*Exercise instructions*: Each entry below is to be written out exactly, and the pictures are to be left out.

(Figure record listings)

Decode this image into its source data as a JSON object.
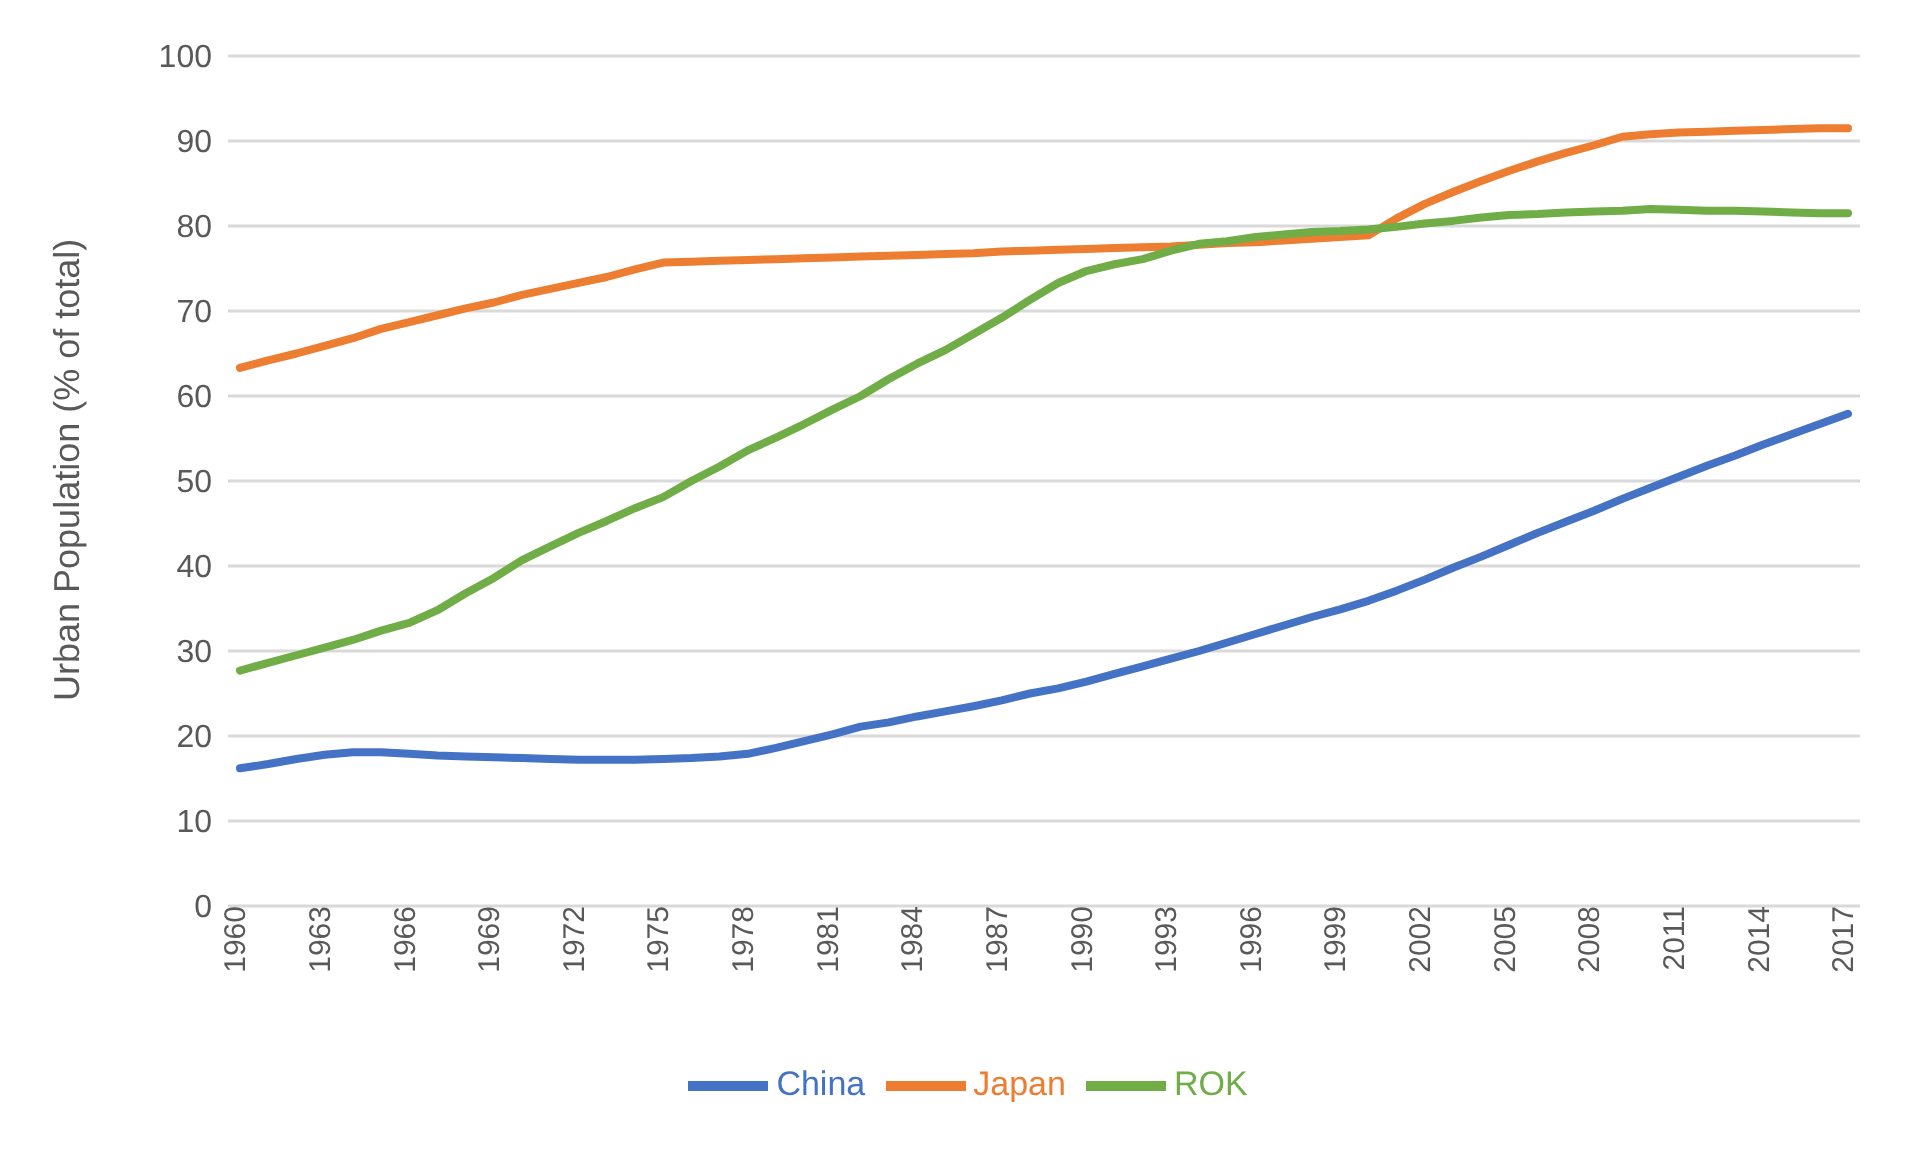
{
  "chart_data": {
    "type": "line",
    "ylabel": "Urban Population (% of total)",
    "categories": [
      "1960",
      null,
      null,
      "1963",
      null,
      null,
      "1966",
      null,
      null,
      "1969",
      null,
      null,
      "1972",
      null,
      null,
      "1975",
      null,
      null,
      "1978",
      null,
      null,
      "1981",
      null,
      null,
      "1984",
      null,
      null,
      "1987",
      null,
      null,
      "1990",
      null,
      null,
      "1993",
      null,
      null,
      "1996",
      null,
      null,
      "1999",
      null,
      null,
      "2002",
      null,
      null,
      "2005",
      null,
      null,
      "2008",
      null,
      null,
      "2011",
      null,
      null,
      "2014",
      null,
      null,
      "2017"
    ],
    "series": [
      {
        "name": "China",
        "color": "#4472c4",
        "values": [
          16.2,
          16.7,
          17.3,
          17.8,
          18.1,
          18.1,
          17.9,
          17.7,
          17.6,
          17.5,
          17.4,
          17.3,
          17.2,
          17.2,
          17.2,
          17.3,
          17.4,
          17.6,
          17.9,
          18.6,
          19.4,
          20.2,
          21.1,
          21.6,
          22.3,
          22.9,
          23.5,
          24.2,
          25.0,
          25.6,
          26.4,
          27.3,
          28.2,
          29.1,
          30.0,
          31.0,
          32.0,
          33.0,
          34.0,
          34.9,
          35.9,
          37.1,
          38.4,
          39.8,
          41.1,
          42.5,
          43.9,
          45.2,
          46.5,
          47.9,
          49.2,
          50.5,
          51.8,
          53.0,
          54.3,
          55.5,
          56.7,
          57.9
        ]
      },
      {
        "name": "Japan",
        "color": "#ed7d31",
        "values": [
          63.3,
          64.2,
          65.0,
          65.9,
          66.8,
          67.9,
          68.7,
          69.5,
          70.3,
          71.0,
          71.9,
          72.6,
          73.3,
          74.0,
          74.9,
          75.7,
          75.8,
          75.9,
          76.0,
          76.1,
          76.2,
          76.3,
          76.4,
          76.5,
          76.6,
          76.7,
          76.8,
          77.0,
          77.1,
          77.2,
          77.3,
          77.4,
          77.5,
          77.6,
          77.8,
          78.0,
          78.1,
          78.3,
          78.5,
          78.7,
          78.9,
          80.9,
          82.6,
          84.0,
          85.3,
          86.5,
          87.6,
          88.6,
          89.5,
          90.5,
          90.8,
          91.0,
          91.1,
          91.2,
          91.3,
          91.4,
          91.5,
          91.5
        ]
      },
      {
        "name": "ROK",
        "color": "#70ad47",
        "values": [
          27.7,
          28.6,
          29.5,
          30.4,
          31.3,
          32.4,
          33.3,
          34.8,
          36.8,
          38.6,
          40.7,
          42.3,
          43.9,
          45.3,
          46.8,
          48.1,
          50.0,
          51.7,
          53.6,
          55.1,
          56.7,
          58.4,
          60.0,
          62.0,
          63.8,
          65.4,
          67.3,
          69.2,
          71.3,
          73.3,
          74.7,
          75.5,
          76.1,
          77.1,
          77.9,
          78.2,
          78.7,
          79.0,
          79.3,
          79.4,
          79.6,
          79.9,
          80.3,
          80.6,
          81.0,
          81.3,
          81.4,
          81.6,
          81.7,
          81.8,
          82.0,
          81.9,
          81.8,
          81.8,
          81.7,
          81.6,
          81.5,
          81.5
        ]
      }
    ],
    "ylim": [
      0,
      100
    ],
    "yticks": [
      0,
      10,
      20,
      30,
      40,
      50,
      60,
      70,
      80,
      90,
      100
    ],
    "grid": "y",
    "legend": "bottom",
    "marker": "none",
    "line_style": "solid"
  }
}
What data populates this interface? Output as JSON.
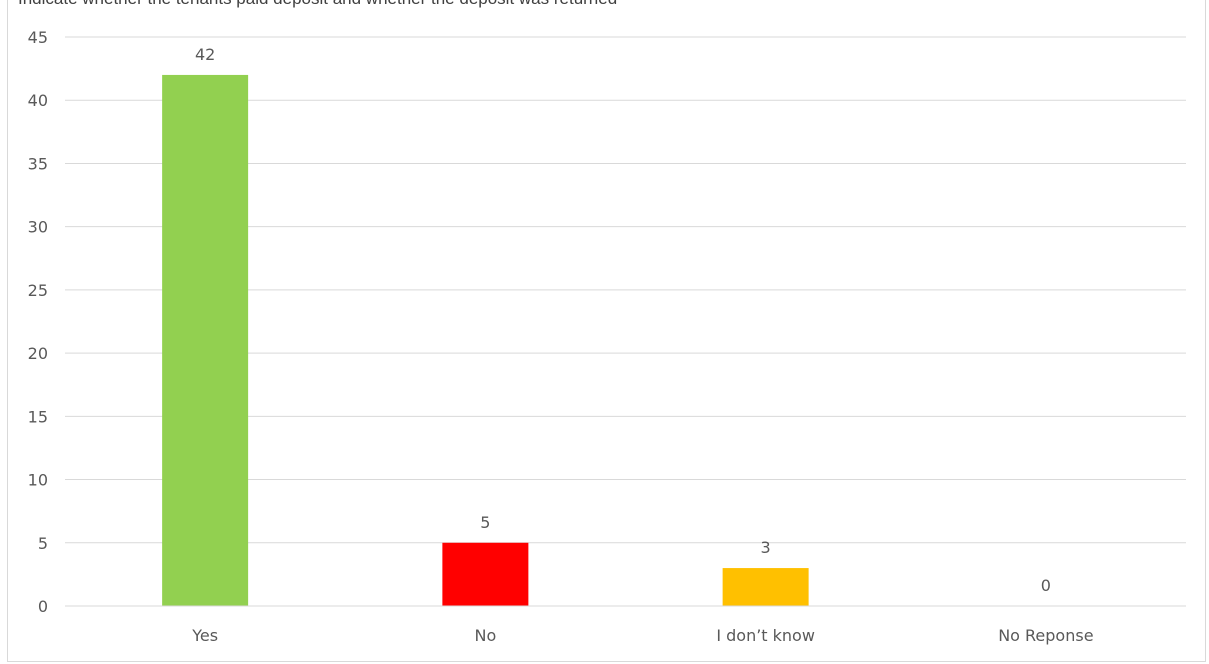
{
  "header": {
    "clipped_text": "Indicate whether the tenants paid deposit and whether the deposit was returned"
  },
  "chart_data": {
    "type": "bar",
    "categories": [
      "Yes",
      "No",
      "I don’t know",
      "No Reponse"
    ],
    "values": [
      42,
      5,
      3,
      0
    ],
    "colors": [
      "#92d050",
      "#ff0000",
      "#ffc000",
      "#a5a5a5"
    ],
    "data_labels": [
      "42",
      "5",
      "3",
      "0"
    ],
    "ylim": [
      0,
      45
    ],
    "yticks": [
      0,
      5,
      10,
      15,
      20,
      25,
      30,
      35,
      40,
      45
    ],
    "grid": true,
    "legend": "none"
  }
}
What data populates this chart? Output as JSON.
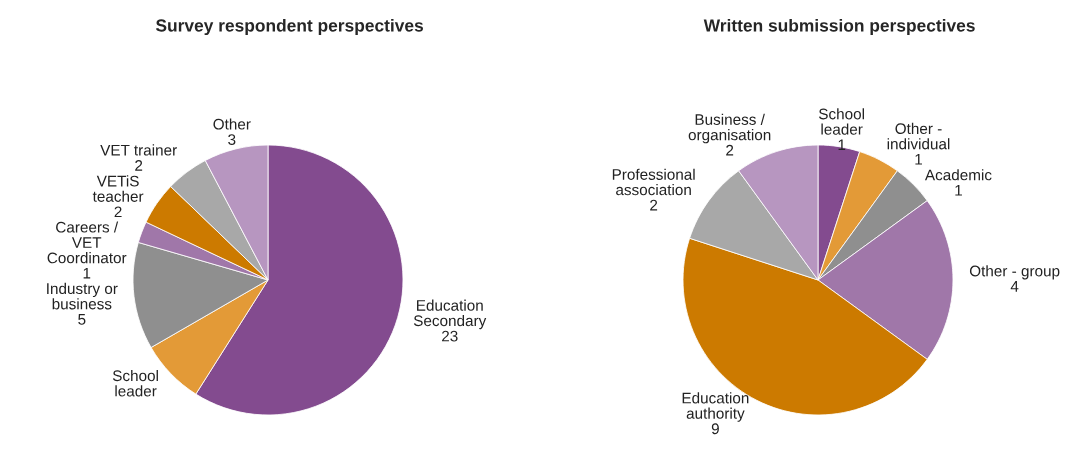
{
  "chart_data": [
    {
      "type": "pie",
      "title": "Survey respondent perspectives",
      "categories": [
        "Education\nSecondary",
        "School\nleader",
        "Industry or\nbusiness",
        "Careers /\nVET\nCoordinator",
        "VETiS\nteacher",
        "VET trainer",
        "Other"
      ],
      "values": [
        23,
        3,
        5,
        1,
        2,
        2,
        3
      ],
      "value_labels": [
        "23",
        null,
        "5",
        "1",
        "2",
        "2",
        "3"
      ],
      "colors": [
        "#834b8f",
        "#e39a37",
        "#8f8f8f",
        "#a077a9",
        "#cc7a00",
        "#a8a8a8",
        "#b796c0"
      ]
    },
    {
      "type": "pie",
      "title": "Written submission perspectives",
      "categories": [
        "School\nleader",
        "Other -\nindividual",
        "Academic",
        "Other - group",
        "Education\nauthority",
        "Professional\nassociation",
        "Business /\norganisation"
      ],
      "values": [
        1,
        1,
        1,
        4,
        9,
        2,
        2
      ],
      "value_labels": [
        "1",
        "1",
        "1",
        "4",
        "9",
        "2",
        "2"
      ],
      "colors": [
        "#834b8f",
        "#e39a37",
        "#8f8f8f",
        "#a077a9",
        "#cc7a00",
        "#a8a8a8",
        "#b796c0"
      ]
    }
  ]
}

*Written response*:
Decode this image into its source data as a JSON object.
{
  "chart_data": {
    "type": "line",
    "ylabel": "Urban Population (% of total)",
    "categories": [
      "1960",
      null,
      null,
      "1963",
      null,
      null,
      "1966",
      null,
      null,
      "1969",
      null,
      null,
      "1972",
      null,
      null,
      "1975",
      null,
      null,
      "1978",
      null,
      null,
      "1981",
      null,
      null,
      "1984",
      null,
      null,
      "1987",
      null,
      null,
      "1990",
      null,
      null,
      "1993",
      null,
      null,
      "1996",
      null,
      null,
      "1999",
      null,
      null,
      "2002",
      null,
      null,
      "2005",
      null,
      null,
      "2008",
      null,
      null,
      "2011",
      null,
      null,
      "2014",
      null,
      null,
      "2017"
    ],
    "series": [
      {
        "name": "China",
        "color": "#4472c4",
        "values": [
          16.2,
          16.7,
          17.3,
          17.8,
          18.1,
          18.1,
          17.9,
          17.7,
          17.6,
          17.5,
          17.4,
          17.3,
          17.2,
          17.2,
          17.2,
          17.3,
          17.4,
          17.6,
          17.9,
          18.6,
          19.4,
          20.2,
          21.1,
          21.6,
          22.3,
          22.9,
          23.5,
          24.2,
          25.0,
          25.6,
          26.4,
          27.3,
          28.2,
          29.1,
          30.0,
          31.0,
          32.0,
          33.0,
          34.0,
          34.9,
          35.9,
          37.1,
          38.4,
          39.8,
          41.1,
          42.5,
          43.9,
          45.2,
          46.5,
          47.9,
          49.2,
          50.5,
          51.8,
          53.0,
          54.3,
          55.5,
          56.7,
          57.9
        ]
      },
      {
        "name": "Japan",
        "color": "#ed7d31",
        "values": [
          63.3,
          64.2,
          65.0,
          65.9,
          66.8,
          67.9,
          68.7,
          69.5,
          70.3,
          71.0,
          71.9,
          72.6,
          73.3,
          74.0,
          74.9,
          75.7,
          75.8,
          75.9,
          76.0,
          76.1,
          76.2,
          76.3,
          76.4,
          76.5,
          76.6,
          76.7,
          76.8,
          77.0,
          77.1,
          77.2,
          77.3,
          77.4,
          77.5,
          77.6,
          77.8,
          78.0,
          78.1,
          78.3,
          78.5,
          78.7,
          78.9,
          80.9,
          82.6,
          84.0,
          85.3,
          86.5,
          87.6,
          88.6,
          89.5,
          90.5,
          90.8,
          91.0,
          91.1,
          91.2,
          91.3,
          91.4,
          91.5,
          91.5
        ]
      },
      {
        "name": "ROK",
        "color": "#70ad47",
        "values": [
          27.7,
          28.6,
          29.5,
          30.4,
          31.3,
          32.4,
          33.3,
          34.8,
          36.8,
          38.6,
          40.7,
          42.3,
          43.9,
          45.3,
          46.8,
          48.1,
          50.0,
          51.7,
          53.6,
          55.1,
          56.7,
          58.4,
          60.0,
          62.0,
          63.8,
          65.4,
          67.3,
          69.2,
          71.3,
          73.3,
          74.7,
          75.5,
          76.1,
          77.1,
          77.9,
          78.2,
          78.7,
          79.0,
          79.3,
          79.4,
          79.6,
          79.9,
          80.3,
          80.6,
          81.0,
          81.3,
          81.4,
          81.6,
          81.7,
          81.8,
          82.0,
          81.9,
          81.8,
          81.8,
          81.7,
          81.6,
          81.5,
          81.5
        ]
      }
    ],
    "ylim": [
      0,
      100
    ],
    "yticks": [
      0,
      10,
      20,
      30,
      40,
      50,
      60,
      70,
      80,
      90,
      100
    ],
    "grid": "y",
    "legend": "bottom",
    "marker": "none",
    "line_style": "solid"
  }
}
What data populates this interface? Output as JSON.
{
  "header": {
    "clipped_text": "Indicate whether the tenants paid deposit and whether the deposit was returned"
  },
  "chart_data": {
    "type": "bar",
    "categories": [
      "Yes",
      "No",
      "I don’t know",
      "No Reponse"
    ],
    "values": [
      42,
      5,
      3,
      0
    ],
    "colors": [
      "#92d050",
      "#ff0000",
      "#ffc000",
      "#a5a5a5"
    ],
    "data_labels": [
      "42",
      "5",
      "3",
      "0"
    ],
    "ylim": [
      0,
      45
    ],
    "yticks": [
      0,
      5,
      10,
      15,
      20,
      25,
      30,
      35,
      40,
      45
    ],
    "grid": true,
    "legend": "none"
  }
}
What data populates this chart? Output as JSON.
{
  "chart_data": [
    {
      "type": "pie",
      "title": "Survey respondent perspectives",
      "categories": [
        "Education\nSecondary",
        "School\nleader",
        "Industry or\nbusiness",
        "Careers /\nVET\nCoordinator",
        "VETiS\nteacher",
        "VET trainer",
        "Other"
      ],
      "values": [
        23,
        3,
        5,
        1,
        2,
        2,
        3
      ],
      "value_labels": [
        "23",
        null,
        "5",
        "1",
        "2",
        "2",
        "3"
      ],
      "colors": [
        "#834b8f",
        "#e39a37",
        "#8f8f8f",
        "#a077a9",
        "#cc7a00",
        "#a8a8a8",
        "#b796c0"
      ]
    },
    {
      "type": "pie",
      "title": "Written submission perspectives",
      "categories": [
        "School\nleader",
        "Other -\nindividual",
        "Academic",
        "Other - group",
        "Education\nauthority",
        "Professional\nassociation",
        "Business /\norganisation"
      ],
      "values": [
        1,
        1,
        1,
        4,
        9,
        2,
        2
      ],
      "value_labels": [
        "1",
        "1",
        "1",
        "4",
        "9",
        "2",
        "2"
      ],
      "colors": [
        "#834b8f",
        "#e39a37",
        "#8f8f8f",
        "#a077a9",
        "#cc7a00",
        "#a8a8a8",
        "#b796c0"
      ]
    }
  ]
}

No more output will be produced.